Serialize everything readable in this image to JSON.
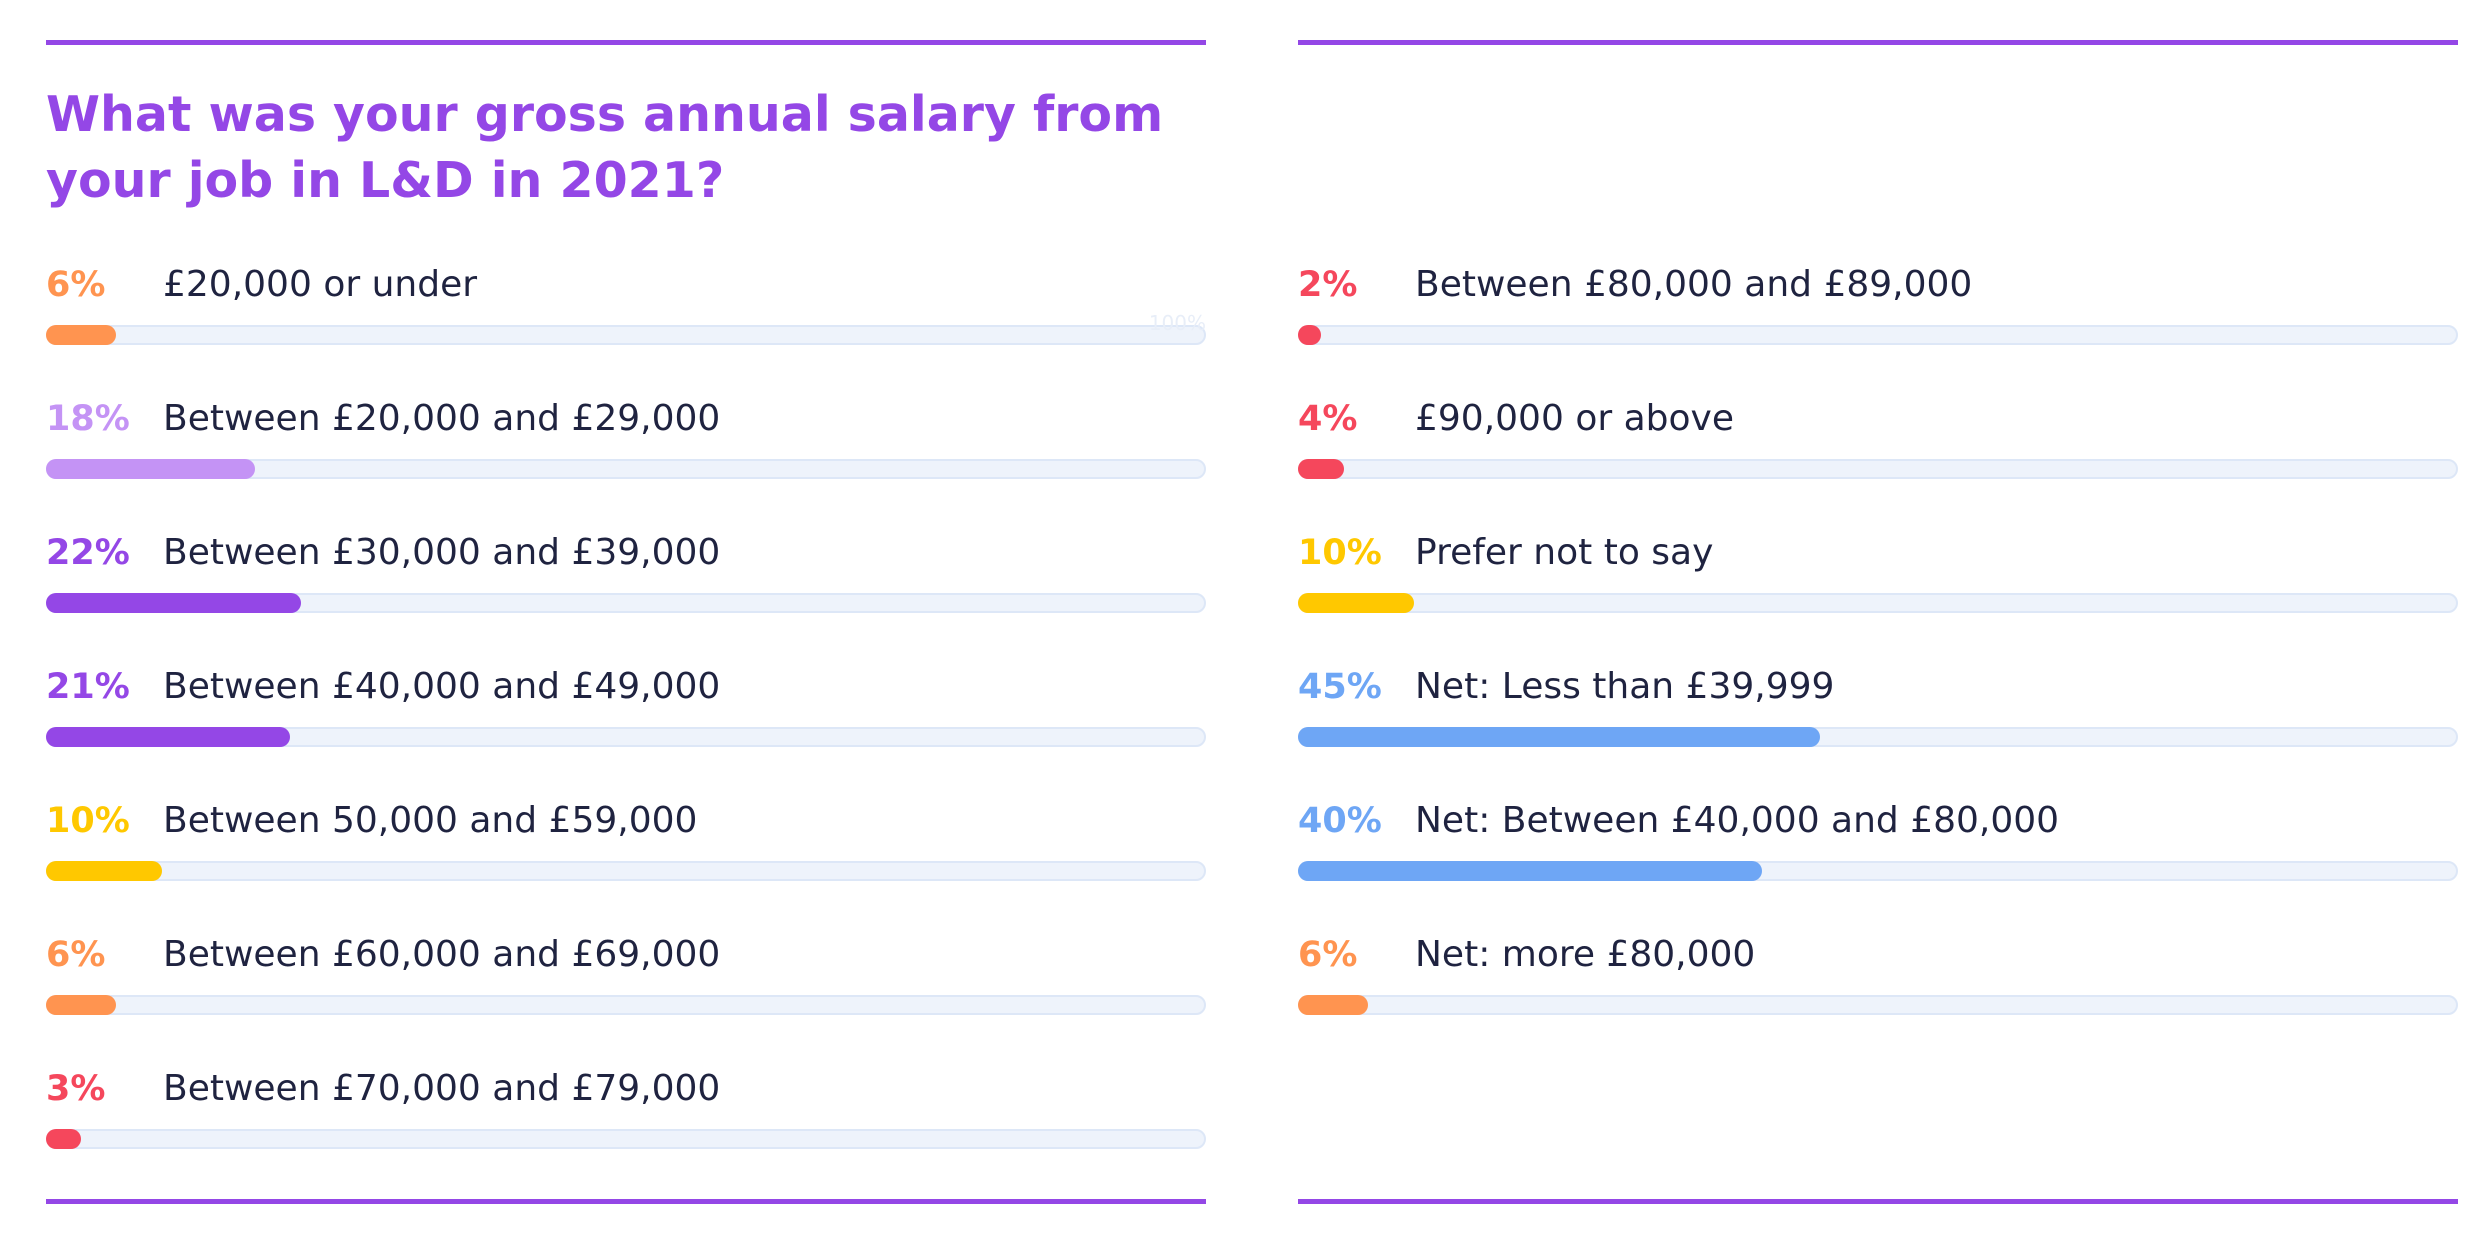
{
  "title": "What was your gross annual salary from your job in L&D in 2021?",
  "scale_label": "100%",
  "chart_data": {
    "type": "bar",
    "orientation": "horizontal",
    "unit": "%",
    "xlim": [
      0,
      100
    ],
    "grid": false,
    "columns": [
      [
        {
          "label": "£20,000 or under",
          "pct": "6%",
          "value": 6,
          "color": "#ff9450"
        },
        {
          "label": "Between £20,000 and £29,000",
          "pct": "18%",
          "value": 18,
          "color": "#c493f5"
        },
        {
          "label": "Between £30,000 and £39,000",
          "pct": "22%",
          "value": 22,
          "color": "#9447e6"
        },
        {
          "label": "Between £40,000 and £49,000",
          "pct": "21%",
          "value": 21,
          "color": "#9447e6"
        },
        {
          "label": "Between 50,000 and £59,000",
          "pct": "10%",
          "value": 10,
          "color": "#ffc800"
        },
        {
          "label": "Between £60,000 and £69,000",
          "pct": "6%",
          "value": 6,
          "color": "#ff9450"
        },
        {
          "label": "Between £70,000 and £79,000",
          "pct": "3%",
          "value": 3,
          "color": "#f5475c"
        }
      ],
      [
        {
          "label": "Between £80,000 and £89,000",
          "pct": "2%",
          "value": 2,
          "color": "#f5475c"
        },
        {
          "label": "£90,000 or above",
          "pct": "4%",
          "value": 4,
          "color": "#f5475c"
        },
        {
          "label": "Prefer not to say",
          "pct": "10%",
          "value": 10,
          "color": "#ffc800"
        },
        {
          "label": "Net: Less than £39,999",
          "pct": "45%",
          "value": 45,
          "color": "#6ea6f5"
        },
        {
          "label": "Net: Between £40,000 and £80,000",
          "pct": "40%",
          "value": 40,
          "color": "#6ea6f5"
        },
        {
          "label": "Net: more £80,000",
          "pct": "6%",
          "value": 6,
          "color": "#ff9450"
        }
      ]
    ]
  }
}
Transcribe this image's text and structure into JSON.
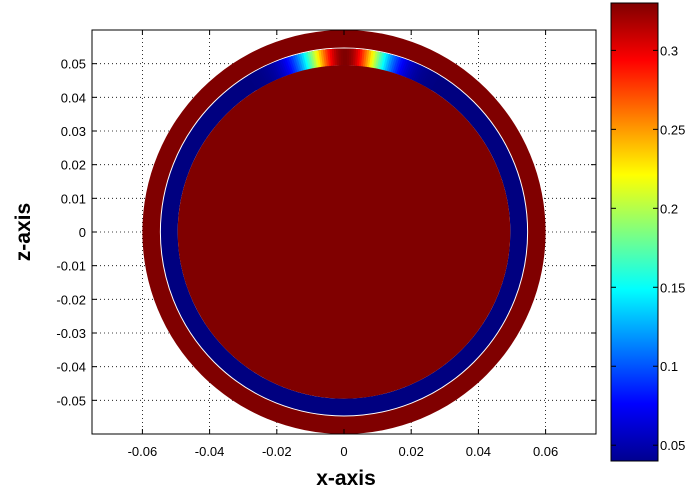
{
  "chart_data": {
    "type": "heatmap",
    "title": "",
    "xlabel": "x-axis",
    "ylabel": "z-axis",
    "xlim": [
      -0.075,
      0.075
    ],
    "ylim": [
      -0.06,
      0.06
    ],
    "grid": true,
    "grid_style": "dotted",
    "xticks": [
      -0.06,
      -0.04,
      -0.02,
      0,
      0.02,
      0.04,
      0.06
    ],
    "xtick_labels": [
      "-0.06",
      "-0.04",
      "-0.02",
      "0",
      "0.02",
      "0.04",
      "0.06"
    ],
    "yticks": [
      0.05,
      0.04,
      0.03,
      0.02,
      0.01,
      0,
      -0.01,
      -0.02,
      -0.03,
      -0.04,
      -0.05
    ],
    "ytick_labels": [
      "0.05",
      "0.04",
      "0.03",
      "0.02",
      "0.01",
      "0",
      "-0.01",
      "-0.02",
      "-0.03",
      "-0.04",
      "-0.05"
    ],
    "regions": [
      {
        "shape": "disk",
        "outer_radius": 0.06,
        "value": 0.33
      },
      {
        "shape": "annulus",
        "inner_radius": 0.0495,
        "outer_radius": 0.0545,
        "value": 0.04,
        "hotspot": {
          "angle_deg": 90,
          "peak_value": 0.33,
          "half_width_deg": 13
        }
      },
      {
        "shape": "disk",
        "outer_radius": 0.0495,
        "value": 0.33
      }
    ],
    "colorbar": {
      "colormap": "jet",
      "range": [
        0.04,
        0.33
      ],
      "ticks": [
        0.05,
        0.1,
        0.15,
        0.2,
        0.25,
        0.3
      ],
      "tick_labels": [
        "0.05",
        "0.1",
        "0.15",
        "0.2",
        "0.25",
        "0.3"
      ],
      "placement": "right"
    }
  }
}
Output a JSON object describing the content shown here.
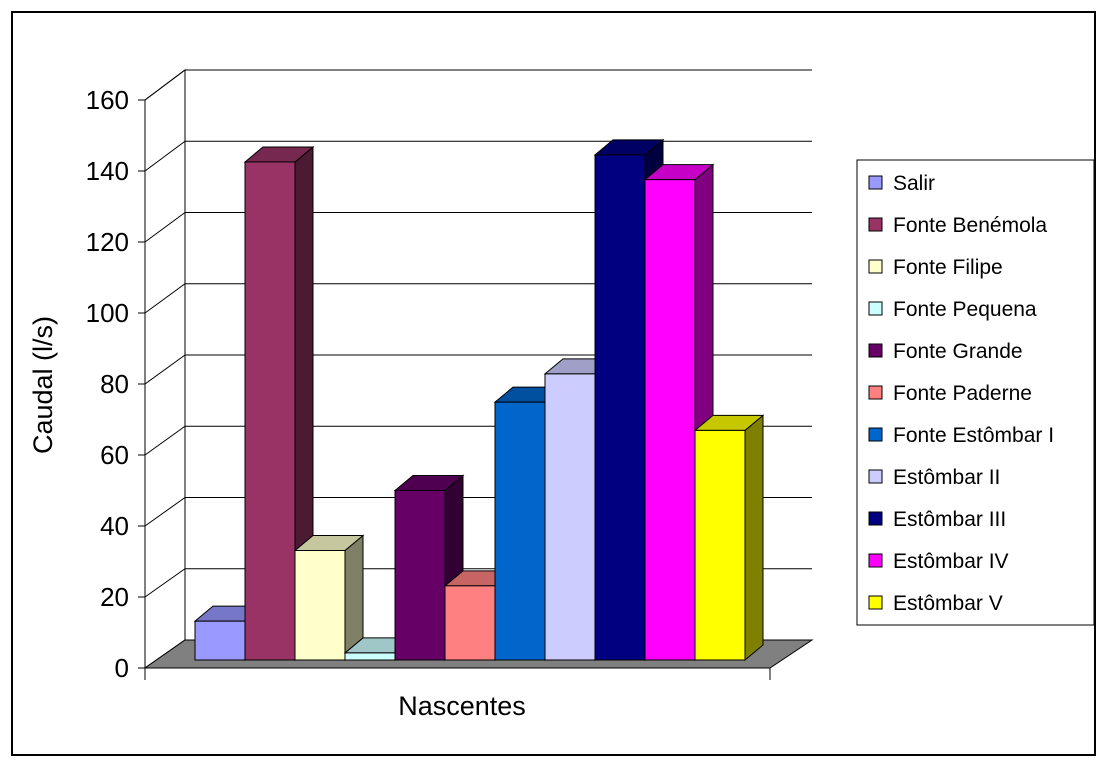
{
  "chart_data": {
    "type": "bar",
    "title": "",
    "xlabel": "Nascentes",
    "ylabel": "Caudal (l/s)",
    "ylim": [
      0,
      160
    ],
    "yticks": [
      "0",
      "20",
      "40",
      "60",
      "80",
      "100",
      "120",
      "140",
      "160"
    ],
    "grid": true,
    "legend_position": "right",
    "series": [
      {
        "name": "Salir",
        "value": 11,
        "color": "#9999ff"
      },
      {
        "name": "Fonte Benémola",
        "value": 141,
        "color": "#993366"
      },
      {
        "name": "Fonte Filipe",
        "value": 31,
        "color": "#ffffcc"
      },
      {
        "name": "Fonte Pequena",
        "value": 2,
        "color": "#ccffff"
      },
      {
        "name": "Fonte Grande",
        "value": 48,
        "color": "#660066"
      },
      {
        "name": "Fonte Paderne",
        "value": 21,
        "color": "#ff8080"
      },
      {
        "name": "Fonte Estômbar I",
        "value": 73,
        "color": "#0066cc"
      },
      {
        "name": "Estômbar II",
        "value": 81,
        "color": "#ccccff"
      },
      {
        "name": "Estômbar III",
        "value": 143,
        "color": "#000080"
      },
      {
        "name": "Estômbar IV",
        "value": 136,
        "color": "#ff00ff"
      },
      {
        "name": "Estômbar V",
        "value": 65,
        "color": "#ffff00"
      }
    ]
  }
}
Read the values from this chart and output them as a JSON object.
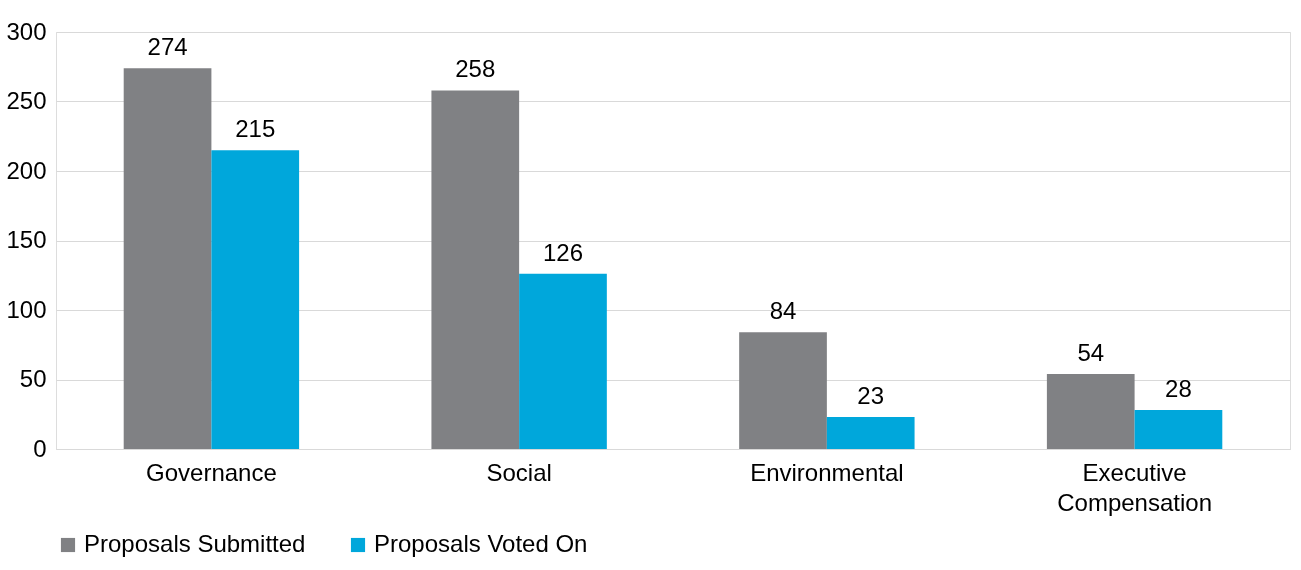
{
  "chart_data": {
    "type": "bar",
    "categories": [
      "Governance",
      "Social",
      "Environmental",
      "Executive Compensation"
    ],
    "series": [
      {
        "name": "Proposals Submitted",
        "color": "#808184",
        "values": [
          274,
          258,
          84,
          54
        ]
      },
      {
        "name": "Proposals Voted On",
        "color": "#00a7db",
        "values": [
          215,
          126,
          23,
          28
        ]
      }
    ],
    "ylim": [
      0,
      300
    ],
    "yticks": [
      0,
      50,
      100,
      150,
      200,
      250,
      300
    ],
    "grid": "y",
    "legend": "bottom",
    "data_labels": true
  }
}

§ What to produce
Reproduce every line of the material precisely, omitting its pictures.

§ Worked solution
Serialize everything readable in this image to JSON.
{
  "title": "What was your gross annual salary from your job in L&D in 2021?",
  "scale_label": "100%",
  "chart_data": {
    "type": "bar",
    "orientation": "horizontal",
    "unit": "%",
    "xlim": [
      0,
      100
    ],
    "grid": false,
    "columns": [
      [
        {
          "label": "£20,000 or under",
          "pct": "6%",
          "value": 6,
          "color": "#ff9450"
        },
        {
          "label": "Between £20,000 and £29,000",
          "pct": "18%",
          "value": 18,
          "color": "#c493f5"
        },
        {
          "label": "Between £30,000 and £39,000",
          "pct": "22%",
          "value": 22,
          "color": "#9447e6"
        },
        {
          "label": "Between £40,000 and £49,000",
          "pct": "21%",
          "value": 21,
          "color": "#9447e6"
        },
        {
          "label": "Between 50,000 and £59,000",
          "pct": "10%",
          "value": 10,
          "color": "#ffc800"
        },
        {
          "label": "Between £60,000 and £69,000",
          "pct": "6%",
          "value": 6,
          "color": "#ff9450"
        },
        {
          "label": "Between £70,000 and £79,000",
          "pct": "3%",
          "value": 3,
          "color": "#f5475c"
        }
      ],
      [
        {
          "label": "Between £80,000 and £89,000",
          "pct": "2%",
          "value": 2,
          "color": "#f5475c"
        },
        {
          "label": "£90,000 or above",
          "pct": "4%",
          "value": 4,
          "color": "#f5475c"
        },
        {
          "label": "Prefer not to say",
          "pct": "10%",
          "value": 10,
          "color": "#ffc800"
        },
        {
          "label": "Net: Less than £39,999",
          "pct": "45%",
          "value": 45,
          "color": "#6ea6f5"
        },
        {
          "label": "Net: Between £40,000 and £80,000",
          "pct": "40%",
          "value": 40,
          "color": "#6ea6f5"
        },
        {
          "label": "Net: more £80,000",
          "pct": "6%",
          "value": 6,
          "color": "#ff9450"
        }
      ]
    ]
  }
}
Transcribe this image's text and structure into JSON.
{
  "chart_data": {
    "type": "heatmap",
    "title": "",
    "xlabel": "x-axis",
    "ylabel": "z-axis",
    "xlim": [
      -0.075,
      0.075
    ],
    "ylim": [
      -0.06,
      0.06
    ],
    "grid": true,
    "grid_style": "dotted",
    "xticks": [
      -0.06,
      -0.04,
      -0.02,
      0,
      0.02,
      0.04,
      0.06
    ],
    "xtick_labels": [
      "-0.06",
      "-0.04",
      "-0.02",
      "0",
      "0.02",
      "0.04",
      "0.06"
    ],
    "yticks": [
      0.05,
      0.04,
      0.03,
      0.02,
      0.01,
      0,
      -0.01,
      -0.02,
      -0.03,
      -0.04,
      -0.05
    ],
    "ytick_labels": [
      "0.05",
      "0.04",
      "0.03",
      "0.02",
      "0.01",
      "0",
      "-0.01",
      "-0.02",
      "-0.03",
      "-0.04",
      "-0.05"
    ],
    "regions": [
      {
        "shape": "disk",
        "outer_radius": 0.06,
        "value": 0.33
      },
      {
        "shape": "annulus",
        "inner_radius": 0.0495,
        "outer_radius": 0.0545,
        "value": 0.04,
        "hotspot": {
          "angle_deg": 90,
          "peak_value": 0.33,
          "half_width_deg": 13
        }
      },
      {
        "shape": "disk",
        "outer_radius": 0.0495,
        "value": 0.33
      }
    ],
    "colorbar": {
      "colormap": "jet",
      "range": [
        0.04,
        0.33
      ],
      "ticks": [
        0.05,
        0.1,
        0.15,
        0.2,
        0.25,
        0.3
      ],
      "tick_labels": [
        "0.05",
        "0.1",
        "0.15",
        "0.2",
        "0.25",
        "0.3"
      ],
      "placement": "right"
    }
  }
}
Output a JSON object describing the content shown here.
{
  "chart_data": {
    "type": "bar",
    "title": "",
    "xlabel": "Nascentes",
    "ylabel": "Caudal (l/s)",
    "ylim": [
      0,
      160
    ],
    "yticks": [
      "0",
      "20",
      "40",
      "60",
      "80",
      "100",
      "120",
      "140",
      "160"
    ],
    "grid": true,
    "legend_position": "right",
    "series": [
      {
        "name": "Salir",
        "value": 11,
        "color": "#9999ff"
      },
      {
        "name": "Fonte Benémola",
        "value": 141,
        "color": "#993366"
      },
      {
        "name": "Fonte Filipe",
        "value": 31,
        "color": "#ffffcc"
      },
      {
        "name": "Fonte Pequena",
        "value": 2,
        "color": "#ccffff"
      },
      {
        "name": "Fonte Grande",
        "value": 48,
        "color": "#660066"
      },
      {
        "name": "Fonte Paderne",
        "value": 21,
        "color": "#ff8080"
      },
      {
        "name": "Fonte Estômbar I",
        "value": 73,
        "color": "#0066cc"
      },
      {
        "name": "Estômbar II",
        "value": 81,
        "color": "#ccccff"
      },
      {
        "name": "Estômbar III",
        "value": 143,
        "color": "#000080"
      },
      {
        "name": "Estômbar IV",
        "value": 136,
        "color": "#ff00ff"
      },
      {
        "name": "Estômbar V",
        "value": 65,
        "color": "#ffff00"
      }
    ]
  }
}
Read the values from this chart and output them as a JSON object.
{
  "chart_data": {
    "type": "bar",
    "categories": [
      "Governance",
      "Social",
      "Environmental",
      "Executive Compensation"
    ],
    "series": [
      {
        "name": "Proposals Submitted",
        "color": "#808184",
        "values": [
          274,
          258,
          84,
          54
        ]
      },
      {
        "name": "Proposals Voted On",
        "color": "#00a7db",
        "values": [
          215,
          126,
          23,
          28
        ]
      }
    ],
    "ylim": [
      0,
      300
    ],
    "yticks": [
      0,
      50,
      100,
      150,
      200,
      250,
      300
    ],
    "grid": "y",
    "legend": "bottom",
    "data_labels": true
  }
}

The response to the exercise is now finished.